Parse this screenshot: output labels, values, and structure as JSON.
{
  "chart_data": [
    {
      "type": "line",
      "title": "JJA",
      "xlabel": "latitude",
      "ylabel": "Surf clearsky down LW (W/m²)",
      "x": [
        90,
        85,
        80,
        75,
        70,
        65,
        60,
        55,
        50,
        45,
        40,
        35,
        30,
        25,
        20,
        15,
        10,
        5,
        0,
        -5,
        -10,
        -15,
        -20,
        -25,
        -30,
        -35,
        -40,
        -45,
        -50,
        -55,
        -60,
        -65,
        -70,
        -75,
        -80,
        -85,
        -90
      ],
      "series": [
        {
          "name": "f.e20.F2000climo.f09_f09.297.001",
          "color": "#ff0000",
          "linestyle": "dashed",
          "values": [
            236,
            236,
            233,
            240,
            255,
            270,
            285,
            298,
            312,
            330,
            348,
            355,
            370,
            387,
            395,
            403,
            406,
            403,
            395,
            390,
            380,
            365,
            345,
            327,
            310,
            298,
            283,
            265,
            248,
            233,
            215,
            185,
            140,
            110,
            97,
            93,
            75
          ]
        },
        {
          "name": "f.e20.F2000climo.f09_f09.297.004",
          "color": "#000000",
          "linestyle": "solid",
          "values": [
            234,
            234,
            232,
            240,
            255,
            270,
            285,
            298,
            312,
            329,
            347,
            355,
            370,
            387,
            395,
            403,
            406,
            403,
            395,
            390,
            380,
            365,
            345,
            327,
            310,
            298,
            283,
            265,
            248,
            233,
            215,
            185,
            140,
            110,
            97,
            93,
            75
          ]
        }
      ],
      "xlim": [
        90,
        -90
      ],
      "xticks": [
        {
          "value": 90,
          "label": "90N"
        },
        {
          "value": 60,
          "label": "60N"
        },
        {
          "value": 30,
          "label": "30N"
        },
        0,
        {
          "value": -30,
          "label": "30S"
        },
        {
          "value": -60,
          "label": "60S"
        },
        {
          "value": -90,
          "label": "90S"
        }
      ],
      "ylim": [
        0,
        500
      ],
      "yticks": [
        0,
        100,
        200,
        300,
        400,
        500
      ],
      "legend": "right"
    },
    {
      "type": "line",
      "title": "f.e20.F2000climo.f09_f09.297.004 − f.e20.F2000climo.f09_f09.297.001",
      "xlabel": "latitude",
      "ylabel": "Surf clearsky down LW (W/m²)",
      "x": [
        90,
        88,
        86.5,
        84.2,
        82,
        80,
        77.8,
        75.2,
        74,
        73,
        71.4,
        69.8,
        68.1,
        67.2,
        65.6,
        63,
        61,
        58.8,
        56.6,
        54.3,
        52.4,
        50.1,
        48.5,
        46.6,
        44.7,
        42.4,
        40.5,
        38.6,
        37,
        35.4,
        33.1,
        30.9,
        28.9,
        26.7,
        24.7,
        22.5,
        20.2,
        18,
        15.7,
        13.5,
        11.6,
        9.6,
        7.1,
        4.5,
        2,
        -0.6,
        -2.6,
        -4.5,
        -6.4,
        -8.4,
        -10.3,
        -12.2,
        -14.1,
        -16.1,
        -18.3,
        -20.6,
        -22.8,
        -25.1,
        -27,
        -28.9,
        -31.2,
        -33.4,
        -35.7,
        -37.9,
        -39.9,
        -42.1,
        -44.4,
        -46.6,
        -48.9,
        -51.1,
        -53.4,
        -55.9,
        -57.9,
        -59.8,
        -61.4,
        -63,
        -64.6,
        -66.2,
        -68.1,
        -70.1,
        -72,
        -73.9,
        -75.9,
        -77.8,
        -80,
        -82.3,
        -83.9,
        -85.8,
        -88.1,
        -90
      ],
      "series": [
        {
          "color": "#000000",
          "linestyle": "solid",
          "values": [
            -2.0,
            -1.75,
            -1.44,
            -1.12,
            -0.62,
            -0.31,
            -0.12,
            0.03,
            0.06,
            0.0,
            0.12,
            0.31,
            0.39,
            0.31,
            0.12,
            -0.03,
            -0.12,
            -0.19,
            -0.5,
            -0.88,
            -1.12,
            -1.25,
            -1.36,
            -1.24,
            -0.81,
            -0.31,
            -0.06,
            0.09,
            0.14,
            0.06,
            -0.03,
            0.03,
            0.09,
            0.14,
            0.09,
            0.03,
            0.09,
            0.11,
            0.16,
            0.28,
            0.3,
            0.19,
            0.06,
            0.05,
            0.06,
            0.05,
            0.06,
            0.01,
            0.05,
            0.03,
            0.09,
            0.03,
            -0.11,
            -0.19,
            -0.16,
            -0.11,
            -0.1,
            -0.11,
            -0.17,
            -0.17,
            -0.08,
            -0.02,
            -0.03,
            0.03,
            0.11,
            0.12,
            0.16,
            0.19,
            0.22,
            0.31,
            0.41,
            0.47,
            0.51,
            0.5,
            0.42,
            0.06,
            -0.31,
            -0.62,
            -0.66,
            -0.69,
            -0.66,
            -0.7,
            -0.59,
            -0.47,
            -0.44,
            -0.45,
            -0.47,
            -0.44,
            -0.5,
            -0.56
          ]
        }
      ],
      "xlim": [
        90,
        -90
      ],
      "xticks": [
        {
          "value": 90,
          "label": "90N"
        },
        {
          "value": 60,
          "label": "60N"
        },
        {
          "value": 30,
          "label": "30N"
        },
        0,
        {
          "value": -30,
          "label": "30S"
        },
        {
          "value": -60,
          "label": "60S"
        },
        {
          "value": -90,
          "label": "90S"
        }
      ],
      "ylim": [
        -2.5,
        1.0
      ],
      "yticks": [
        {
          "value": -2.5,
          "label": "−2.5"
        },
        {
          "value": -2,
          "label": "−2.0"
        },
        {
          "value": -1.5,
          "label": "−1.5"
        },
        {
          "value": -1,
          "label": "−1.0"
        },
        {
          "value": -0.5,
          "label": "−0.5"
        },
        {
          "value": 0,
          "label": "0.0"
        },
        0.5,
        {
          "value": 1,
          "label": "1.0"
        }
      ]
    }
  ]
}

+-------+

● **Written task**
Gather and return every line that holds the string "name".

● **Answer**
          "name": "f.e20.F2000climo.f09_f09.297.001",
          "name": "f.e20.F2000climo.f09_f09.297.004",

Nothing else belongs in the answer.